**Task goal:** Return the records exactly as they are.
+--
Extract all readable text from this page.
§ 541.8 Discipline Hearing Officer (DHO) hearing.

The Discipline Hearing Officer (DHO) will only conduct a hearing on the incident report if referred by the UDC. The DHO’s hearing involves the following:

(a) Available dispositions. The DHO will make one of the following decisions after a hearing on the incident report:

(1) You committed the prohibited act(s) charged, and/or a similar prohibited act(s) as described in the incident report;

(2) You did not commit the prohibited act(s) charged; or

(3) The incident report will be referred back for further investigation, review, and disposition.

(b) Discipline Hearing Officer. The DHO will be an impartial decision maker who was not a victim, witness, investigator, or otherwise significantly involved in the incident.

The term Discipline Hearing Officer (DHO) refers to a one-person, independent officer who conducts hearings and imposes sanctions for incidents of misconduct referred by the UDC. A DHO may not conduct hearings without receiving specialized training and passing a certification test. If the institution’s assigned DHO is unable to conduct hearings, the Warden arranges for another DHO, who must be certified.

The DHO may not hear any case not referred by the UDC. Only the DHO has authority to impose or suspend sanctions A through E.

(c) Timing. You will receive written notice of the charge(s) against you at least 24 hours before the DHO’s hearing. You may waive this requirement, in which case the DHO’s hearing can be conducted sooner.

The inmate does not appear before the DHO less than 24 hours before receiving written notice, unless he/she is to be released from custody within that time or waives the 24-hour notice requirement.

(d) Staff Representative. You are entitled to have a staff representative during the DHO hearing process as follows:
+--
**Exercise result:**
Extract all readable text from this page.
§ 541.8 Discipline Hearing Officer (DHO) hearing.

The Discipline Hearing Officer (DHO) will only conduct a hearing on the incident report if referred by the UDC. The DHO’s hearing involves the following:

(a) Available dispositions. The DHO will make one of the following decisions after a hearing on the incident report:

(1) You committed the prohibited act(s) charged, and/or a similar prohibited act(s) as described in the incident report;

(2) You did not commit the prohibited act(s) charged; or

(3) The incident report will be referred back for further investigation, review, and disposition.

(b) Discipline Hearing Officer. The DHO will be an impartial decision maker who was not a victim, witness, investigator, or otherwise significantly involved in the incident.

The term Discipline Hearing Officer (DHO) refers to a one-person, independent officer who conducts hearings and imposes sanctions for incidents of misconduct referred by the UDC. A DHO may not conduct hearings without receiving specialized training and passing a certification test. If the institution’s assigned DHO is unable to conduct hearings, the Warden arranges for another DHO, who must be certified.

The DHO may not hear any case not referred by the UDC. Only the DHO has authority to impose or suspend sanctions A through E.

(c) Timing. You will receive written notice of the charge(s) against you at least 24 hours before the DHO’s hearing. You may waive this requirement, in which case the DHO’s hearing can be conducted sooner.

The inmate does not appear before the DHO less than 24 hours before receiving written notice, unless he/she is to be released from custody within that time or waives the 24-hour notice requirement.

(d) Staff Representative. You are entitled to have a staff representative during the DHO hearing process as follows:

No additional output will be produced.